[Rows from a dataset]
▶

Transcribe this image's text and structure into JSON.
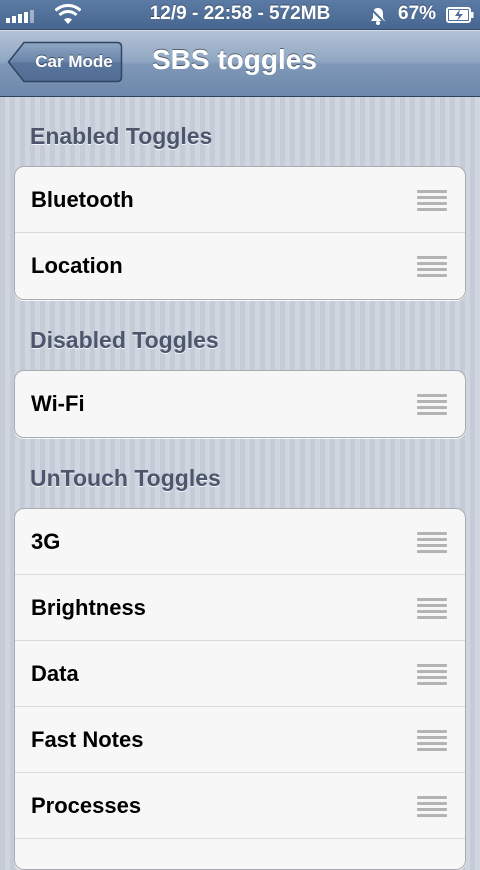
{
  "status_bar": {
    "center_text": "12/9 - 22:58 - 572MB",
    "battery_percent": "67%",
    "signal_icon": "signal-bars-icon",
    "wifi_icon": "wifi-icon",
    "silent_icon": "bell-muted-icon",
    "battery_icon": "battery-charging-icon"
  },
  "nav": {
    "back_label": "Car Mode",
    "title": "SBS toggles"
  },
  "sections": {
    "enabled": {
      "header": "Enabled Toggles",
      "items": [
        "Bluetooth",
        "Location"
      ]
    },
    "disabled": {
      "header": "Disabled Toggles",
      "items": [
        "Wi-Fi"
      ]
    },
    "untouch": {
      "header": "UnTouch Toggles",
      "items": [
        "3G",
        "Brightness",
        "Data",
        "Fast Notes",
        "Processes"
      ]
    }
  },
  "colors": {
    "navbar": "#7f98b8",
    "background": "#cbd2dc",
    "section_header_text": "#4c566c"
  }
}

◀
▶

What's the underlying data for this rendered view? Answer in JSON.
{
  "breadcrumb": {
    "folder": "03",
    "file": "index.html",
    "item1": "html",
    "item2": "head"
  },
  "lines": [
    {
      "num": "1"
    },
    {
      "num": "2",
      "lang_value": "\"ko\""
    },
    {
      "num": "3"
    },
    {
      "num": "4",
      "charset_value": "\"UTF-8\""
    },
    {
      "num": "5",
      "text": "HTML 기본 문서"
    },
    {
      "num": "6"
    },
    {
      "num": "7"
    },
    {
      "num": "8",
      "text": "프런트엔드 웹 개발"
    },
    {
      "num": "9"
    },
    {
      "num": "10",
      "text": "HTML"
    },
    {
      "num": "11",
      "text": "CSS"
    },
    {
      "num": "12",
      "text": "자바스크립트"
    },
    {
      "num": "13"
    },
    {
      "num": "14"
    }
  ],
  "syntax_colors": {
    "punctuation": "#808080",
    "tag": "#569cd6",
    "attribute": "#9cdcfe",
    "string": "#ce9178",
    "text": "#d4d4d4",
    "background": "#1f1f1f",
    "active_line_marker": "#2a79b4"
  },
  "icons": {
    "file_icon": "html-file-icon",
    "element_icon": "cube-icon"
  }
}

◀

**EXERCISE PROMPT**.
Select, from the listing, all lines that include the word "this".

**FINAL RESULT**.
Transcribe this image's text and structure into JSON.
What's the underlying data for this rendered view? Answer in JSON.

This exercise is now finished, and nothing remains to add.